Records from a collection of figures
++++++++++++++++++++
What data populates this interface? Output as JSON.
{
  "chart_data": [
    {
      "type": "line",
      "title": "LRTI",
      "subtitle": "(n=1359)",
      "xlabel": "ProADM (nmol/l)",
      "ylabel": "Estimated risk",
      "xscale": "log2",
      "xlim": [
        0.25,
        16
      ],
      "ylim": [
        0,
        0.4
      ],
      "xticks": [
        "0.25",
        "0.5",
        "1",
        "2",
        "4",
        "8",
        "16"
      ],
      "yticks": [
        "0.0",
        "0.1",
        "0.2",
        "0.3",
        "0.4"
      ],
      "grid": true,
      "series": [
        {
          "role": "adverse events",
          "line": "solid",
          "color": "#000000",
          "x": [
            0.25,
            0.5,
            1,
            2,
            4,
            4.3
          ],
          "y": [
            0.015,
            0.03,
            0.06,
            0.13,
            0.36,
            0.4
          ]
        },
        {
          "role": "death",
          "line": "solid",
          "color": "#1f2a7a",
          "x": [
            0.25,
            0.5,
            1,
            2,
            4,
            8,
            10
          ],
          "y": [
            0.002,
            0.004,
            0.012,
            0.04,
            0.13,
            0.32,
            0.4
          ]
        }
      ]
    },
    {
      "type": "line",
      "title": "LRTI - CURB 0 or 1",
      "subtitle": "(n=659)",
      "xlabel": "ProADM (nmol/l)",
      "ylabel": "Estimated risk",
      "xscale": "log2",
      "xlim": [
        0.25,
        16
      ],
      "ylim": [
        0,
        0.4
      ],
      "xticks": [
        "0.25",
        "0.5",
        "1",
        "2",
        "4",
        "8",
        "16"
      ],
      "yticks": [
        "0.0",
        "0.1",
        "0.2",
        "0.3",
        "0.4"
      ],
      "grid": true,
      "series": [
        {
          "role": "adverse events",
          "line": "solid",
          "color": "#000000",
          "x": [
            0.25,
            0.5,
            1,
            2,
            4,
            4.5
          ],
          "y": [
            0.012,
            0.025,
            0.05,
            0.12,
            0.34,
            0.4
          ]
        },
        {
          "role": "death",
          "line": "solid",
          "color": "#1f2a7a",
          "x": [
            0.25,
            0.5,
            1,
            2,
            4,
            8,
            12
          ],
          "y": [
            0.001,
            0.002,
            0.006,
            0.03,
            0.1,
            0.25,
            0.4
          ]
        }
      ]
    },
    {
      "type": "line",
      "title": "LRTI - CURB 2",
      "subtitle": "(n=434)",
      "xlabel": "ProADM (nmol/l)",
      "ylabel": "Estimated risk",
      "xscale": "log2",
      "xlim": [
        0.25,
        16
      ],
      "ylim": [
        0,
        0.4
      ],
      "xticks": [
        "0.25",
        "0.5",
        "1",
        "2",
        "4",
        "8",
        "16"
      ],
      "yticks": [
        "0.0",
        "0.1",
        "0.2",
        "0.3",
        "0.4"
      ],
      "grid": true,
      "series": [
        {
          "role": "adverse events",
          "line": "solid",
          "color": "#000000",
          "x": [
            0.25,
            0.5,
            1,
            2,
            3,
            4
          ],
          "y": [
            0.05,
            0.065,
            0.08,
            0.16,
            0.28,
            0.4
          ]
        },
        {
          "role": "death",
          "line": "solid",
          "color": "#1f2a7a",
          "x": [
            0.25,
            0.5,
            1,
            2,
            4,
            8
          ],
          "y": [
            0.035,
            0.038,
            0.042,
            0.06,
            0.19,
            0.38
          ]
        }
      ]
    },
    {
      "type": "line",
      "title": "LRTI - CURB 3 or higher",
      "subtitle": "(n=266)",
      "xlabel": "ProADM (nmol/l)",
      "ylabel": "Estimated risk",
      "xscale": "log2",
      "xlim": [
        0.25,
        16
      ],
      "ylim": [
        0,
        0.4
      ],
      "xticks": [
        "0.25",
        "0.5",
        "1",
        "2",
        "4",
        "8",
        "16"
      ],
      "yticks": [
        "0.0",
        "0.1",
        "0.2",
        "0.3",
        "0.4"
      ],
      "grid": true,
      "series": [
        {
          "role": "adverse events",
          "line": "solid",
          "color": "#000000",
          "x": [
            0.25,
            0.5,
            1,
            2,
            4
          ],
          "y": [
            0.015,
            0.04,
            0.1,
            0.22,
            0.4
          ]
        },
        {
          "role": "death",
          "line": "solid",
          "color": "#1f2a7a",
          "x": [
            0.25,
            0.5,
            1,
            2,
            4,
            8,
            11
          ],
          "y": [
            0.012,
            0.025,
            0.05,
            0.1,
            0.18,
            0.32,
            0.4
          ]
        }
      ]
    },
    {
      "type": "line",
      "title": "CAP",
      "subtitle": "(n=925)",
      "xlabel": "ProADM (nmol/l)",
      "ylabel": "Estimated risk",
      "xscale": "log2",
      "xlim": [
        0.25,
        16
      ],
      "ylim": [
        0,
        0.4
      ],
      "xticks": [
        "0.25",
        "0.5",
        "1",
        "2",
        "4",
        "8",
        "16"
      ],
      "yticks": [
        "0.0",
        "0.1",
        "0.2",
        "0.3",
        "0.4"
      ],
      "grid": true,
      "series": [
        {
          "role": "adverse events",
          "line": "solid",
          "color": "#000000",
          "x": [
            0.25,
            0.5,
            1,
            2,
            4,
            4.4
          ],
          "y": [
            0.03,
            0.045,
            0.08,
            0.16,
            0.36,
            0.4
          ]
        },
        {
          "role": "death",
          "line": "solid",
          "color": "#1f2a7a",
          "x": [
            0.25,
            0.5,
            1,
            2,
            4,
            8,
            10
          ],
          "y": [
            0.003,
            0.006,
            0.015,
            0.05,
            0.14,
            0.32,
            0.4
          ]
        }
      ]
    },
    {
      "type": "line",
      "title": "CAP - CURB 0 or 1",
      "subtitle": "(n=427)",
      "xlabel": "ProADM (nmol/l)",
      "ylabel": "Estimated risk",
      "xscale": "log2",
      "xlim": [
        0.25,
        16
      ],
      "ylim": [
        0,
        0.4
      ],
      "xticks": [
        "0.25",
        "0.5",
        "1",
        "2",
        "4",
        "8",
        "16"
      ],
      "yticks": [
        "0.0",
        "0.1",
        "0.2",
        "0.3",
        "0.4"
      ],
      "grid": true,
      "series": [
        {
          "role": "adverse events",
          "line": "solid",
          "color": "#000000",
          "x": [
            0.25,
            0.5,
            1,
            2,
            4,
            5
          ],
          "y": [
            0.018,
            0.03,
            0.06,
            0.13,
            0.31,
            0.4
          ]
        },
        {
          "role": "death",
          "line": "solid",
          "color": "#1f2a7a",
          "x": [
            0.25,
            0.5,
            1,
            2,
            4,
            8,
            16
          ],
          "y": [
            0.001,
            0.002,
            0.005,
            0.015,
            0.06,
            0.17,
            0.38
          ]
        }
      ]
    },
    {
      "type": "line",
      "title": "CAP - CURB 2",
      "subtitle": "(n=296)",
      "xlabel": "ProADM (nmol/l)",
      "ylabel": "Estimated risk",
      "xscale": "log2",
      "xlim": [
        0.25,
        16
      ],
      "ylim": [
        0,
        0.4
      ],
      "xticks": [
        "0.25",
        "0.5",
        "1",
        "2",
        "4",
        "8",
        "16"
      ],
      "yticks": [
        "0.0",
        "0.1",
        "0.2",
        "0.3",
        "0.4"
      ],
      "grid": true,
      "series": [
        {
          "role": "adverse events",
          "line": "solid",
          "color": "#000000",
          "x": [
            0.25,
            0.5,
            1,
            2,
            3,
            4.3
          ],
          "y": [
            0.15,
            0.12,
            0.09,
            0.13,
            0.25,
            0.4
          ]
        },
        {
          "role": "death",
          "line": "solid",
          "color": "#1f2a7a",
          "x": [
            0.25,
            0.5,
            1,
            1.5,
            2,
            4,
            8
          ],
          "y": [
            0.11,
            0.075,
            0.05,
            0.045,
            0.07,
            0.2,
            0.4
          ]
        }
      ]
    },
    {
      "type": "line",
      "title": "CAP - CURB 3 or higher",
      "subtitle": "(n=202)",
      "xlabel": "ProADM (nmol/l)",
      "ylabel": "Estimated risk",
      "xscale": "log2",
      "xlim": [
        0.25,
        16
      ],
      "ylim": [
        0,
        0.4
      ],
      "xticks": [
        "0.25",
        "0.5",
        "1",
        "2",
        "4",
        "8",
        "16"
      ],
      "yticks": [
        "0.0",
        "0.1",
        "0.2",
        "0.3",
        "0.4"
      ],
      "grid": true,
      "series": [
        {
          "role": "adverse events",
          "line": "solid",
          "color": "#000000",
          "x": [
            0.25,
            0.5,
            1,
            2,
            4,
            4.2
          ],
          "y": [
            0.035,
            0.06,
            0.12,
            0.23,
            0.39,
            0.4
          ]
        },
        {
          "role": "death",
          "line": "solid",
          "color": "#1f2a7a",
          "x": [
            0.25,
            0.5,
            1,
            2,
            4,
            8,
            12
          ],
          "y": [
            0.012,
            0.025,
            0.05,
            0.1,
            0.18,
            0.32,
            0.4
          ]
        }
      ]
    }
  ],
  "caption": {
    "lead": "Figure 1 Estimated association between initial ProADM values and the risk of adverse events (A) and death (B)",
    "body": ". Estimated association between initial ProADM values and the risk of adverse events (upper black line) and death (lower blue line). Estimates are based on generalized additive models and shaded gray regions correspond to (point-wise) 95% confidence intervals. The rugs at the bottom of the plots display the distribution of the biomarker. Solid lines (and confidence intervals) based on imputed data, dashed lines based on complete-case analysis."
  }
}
++++++++++++++++++++
**YOUR GOAL**. Where a line holds "initial", copy it out.

**WRITTEN SOLUTION**.
    "lead": "Figure 1 Estimated association between initial ProADM values and the risk of adverse events (A) and death (B)",
    "body": ". Estimated association between initial ProADM values and the risk of adverse events (upper black line) and death (lower blue line). Estimates are based on generalized additive models and shaded gray regions correspond to (point-wise) 95% confidence intervals. The rugs at the bottom of the plots display the distribution of the biomarker. Solid lines (and confidence intervals) based on imputed data, dashed lines based on complete-case analysis."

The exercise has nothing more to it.